◆ TO DO
Copy out every line in which the string "型衰减器" occurs.

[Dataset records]
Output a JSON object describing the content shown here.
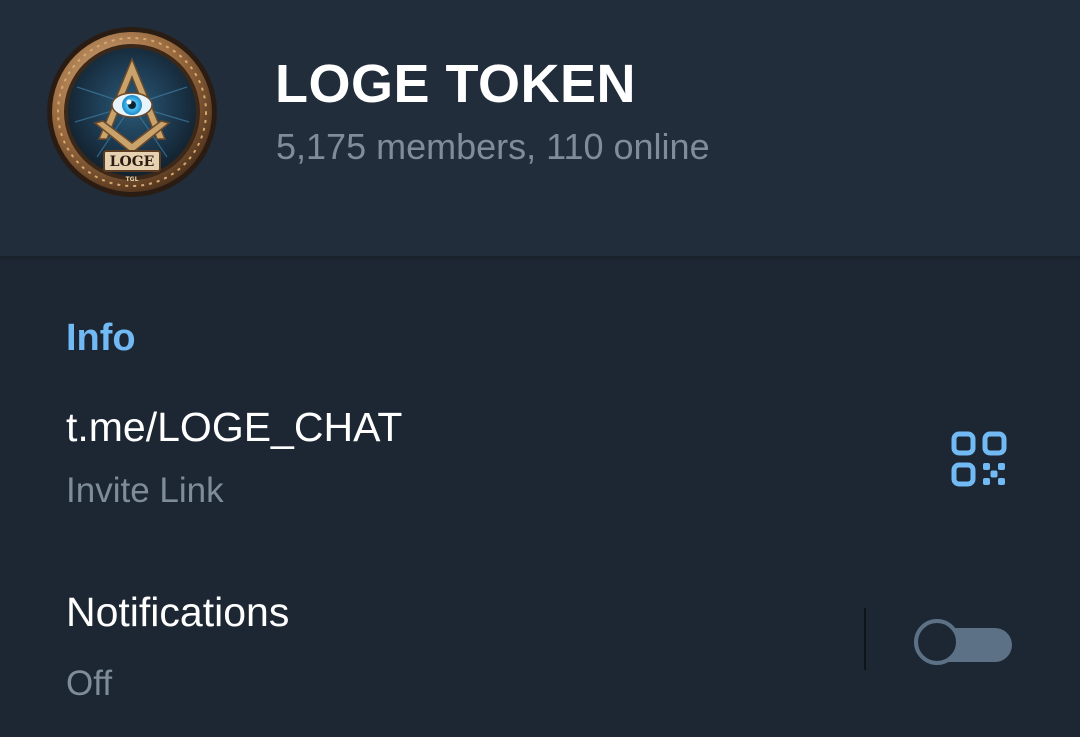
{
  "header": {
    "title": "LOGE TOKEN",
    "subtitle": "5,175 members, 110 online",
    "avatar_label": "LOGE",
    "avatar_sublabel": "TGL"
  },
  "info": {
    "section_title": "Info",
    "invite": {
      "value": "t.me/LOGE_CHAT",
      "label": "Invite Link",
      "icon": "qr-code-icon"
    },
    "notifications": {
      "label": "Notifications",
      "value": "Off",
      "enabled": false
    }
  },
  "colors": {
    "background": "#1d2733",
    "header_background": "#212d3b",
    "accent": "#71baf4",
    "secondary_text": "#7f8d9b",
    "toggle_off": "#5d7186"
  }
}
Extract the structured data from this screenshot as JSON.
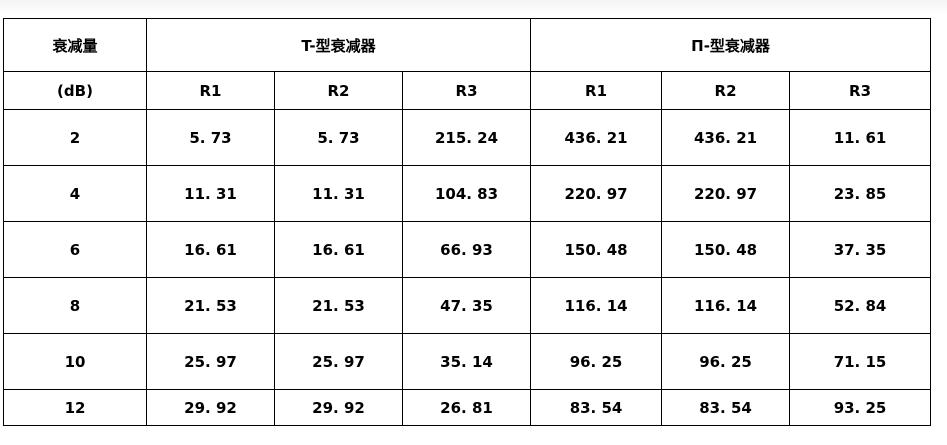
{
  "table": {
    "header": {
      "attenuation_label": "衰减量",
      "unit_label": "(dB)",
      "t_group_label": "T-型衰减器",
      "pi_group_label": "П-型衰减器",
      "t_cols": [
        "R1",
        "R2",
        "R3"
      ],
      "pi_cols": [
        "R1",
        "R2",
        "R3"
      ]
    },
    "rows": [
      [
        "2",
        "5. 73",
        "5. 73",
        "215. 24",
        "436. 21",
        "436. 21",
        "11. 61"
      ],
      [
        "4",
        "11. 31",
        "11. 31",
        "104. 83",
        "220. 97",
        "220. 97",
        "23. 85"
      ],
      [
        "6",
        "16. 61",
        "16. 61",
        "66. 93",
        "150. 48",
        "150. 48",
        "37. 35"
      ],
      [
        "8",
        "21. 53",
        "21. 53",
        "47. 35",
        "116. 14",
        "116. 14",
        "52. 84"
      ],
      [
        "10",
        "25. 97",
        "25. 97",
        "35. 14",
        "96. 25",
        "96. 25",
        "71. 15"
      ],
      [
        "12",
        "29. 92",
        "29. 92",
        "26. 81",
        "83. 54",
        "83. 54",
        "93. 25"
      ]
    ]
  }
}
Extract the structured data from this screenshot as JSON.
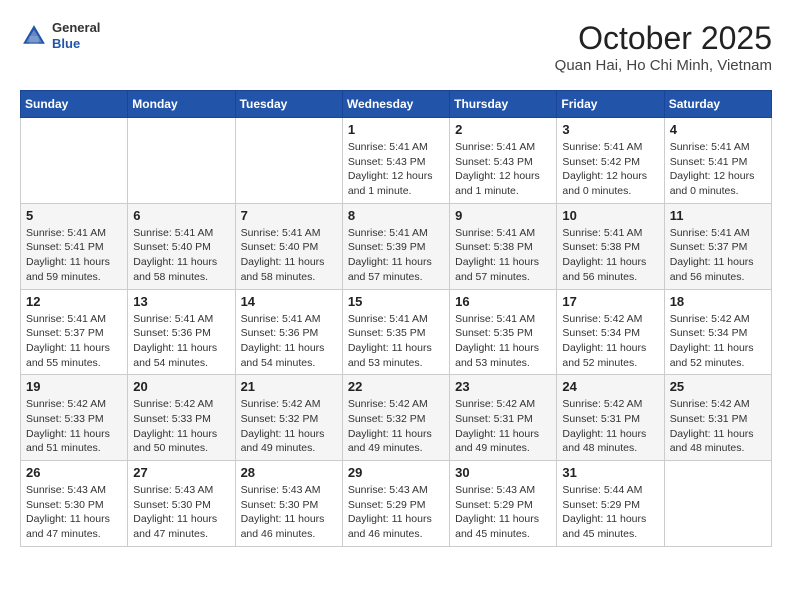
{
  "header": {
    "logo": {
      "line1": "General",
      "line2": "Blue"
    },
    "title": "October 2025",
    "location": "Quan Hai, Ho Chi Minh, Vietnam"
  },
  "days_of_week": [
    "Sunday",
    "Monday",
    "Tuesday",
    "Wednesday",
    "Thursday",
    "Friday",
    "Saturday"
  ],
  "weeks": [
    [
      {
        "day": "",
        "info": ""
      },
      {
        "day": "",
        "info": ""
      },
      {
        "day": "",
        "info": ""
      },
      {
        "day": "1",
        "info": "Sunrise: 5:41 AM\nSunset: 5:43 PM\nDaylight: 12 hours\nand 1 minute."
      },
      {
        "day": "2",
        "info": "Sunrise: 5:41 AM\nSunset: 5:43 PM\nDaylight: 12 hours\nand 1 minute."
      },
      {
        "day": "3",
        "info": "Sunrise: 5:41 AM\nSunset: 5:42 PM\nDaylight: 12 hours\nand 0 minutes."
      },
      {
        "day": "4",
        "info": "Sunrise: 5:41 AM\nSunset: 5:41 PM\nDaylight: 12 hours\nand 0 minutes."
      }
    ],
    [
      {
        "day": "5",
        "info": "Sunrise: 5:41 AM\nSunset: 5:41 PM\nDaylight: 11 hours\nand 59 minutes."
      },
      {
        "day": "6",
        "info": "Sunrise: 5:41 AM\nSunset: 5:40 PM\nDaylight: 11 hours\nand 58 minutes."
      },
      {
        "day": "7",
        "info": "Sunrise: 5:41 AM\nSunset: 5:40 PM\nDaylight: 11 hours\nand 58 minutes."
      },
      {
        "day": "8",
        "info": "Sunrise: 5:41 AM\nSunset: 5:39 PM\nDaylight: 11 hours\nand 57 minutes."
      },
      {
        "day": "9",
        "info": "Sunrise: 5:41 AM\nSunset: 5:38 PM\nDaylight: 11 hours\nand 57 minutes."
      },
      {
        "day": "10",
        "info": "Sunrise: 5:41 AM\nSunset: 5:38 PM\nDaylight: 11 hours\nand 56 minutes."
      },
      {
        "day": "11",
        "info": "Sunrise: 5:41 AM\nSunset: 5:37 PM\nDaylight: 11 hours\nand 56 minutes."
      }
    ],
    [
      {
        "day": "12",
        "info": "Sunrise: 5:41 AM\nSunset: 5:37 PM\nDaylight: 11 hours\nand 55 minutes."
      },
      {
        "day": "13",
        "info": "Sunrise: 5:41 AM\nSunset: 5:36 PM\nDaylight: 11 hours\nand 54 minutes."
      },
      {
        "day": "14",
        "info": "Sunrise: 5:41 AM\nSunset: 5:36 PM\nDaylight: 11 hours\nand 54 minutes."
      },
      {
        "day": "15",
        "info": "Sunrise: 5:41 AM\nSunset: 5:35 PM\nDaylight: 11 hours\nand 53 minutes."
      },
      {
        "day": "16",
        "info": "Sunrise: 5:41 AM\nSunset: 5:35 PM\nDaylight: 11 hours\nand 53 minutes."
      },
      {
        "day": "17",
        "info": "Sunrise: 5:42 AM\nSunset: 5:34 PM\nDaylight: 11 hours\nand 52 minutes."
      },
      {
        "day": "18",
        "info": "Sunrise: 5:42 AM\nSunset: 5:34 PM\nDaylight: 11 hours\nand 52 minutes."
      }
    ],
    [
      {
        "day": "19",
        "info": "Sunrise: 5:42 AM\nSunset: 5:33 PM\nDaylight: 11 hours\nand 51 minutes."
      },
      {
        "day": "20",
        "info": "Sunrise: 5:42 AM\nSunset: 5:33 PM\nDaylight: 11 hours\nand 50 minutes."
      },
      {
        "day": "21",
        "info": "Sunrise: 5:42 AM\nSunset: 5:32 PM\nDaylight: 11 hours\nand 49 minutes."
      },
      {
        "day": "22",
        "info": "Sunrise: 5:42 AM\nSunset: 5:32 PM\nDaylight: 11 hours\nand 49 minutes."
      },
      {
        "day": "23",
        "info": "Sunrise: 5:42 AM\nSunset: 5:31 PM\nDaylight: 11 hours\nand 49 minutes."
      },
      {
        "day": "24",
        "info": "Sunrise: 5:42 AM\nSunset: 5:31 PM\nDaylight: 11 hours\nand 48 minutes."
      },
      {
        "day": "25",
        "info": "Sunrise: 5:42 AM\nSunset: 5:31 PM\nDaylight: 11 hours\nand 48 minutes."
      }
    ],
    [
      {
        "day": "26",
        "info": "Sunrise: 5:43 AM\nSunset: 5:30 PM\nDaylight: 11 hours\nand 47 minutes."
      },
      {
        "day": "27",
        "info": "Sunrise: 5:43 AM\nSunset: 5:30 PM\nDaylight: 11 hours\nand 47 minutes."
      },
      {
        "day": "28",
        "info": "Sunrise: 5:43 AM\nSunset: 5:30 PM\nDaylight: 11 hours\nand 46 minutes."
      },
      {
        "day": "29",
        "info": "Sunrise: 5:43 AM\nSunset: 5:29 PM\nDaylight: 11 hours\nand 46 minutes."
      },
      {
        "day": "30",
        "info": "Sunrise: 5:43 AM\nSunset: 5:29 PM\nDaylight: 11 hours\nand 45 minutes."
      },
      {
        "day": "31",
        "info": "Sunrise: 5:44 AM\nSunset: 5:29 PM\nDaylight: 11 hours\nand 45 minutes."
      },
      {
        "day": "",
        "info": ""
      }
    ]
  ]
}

◆ RESULT OF THE EXERCISE
      "t_group_label": "T-型衰减器",
      "pi_group_label": "П-型衰减器",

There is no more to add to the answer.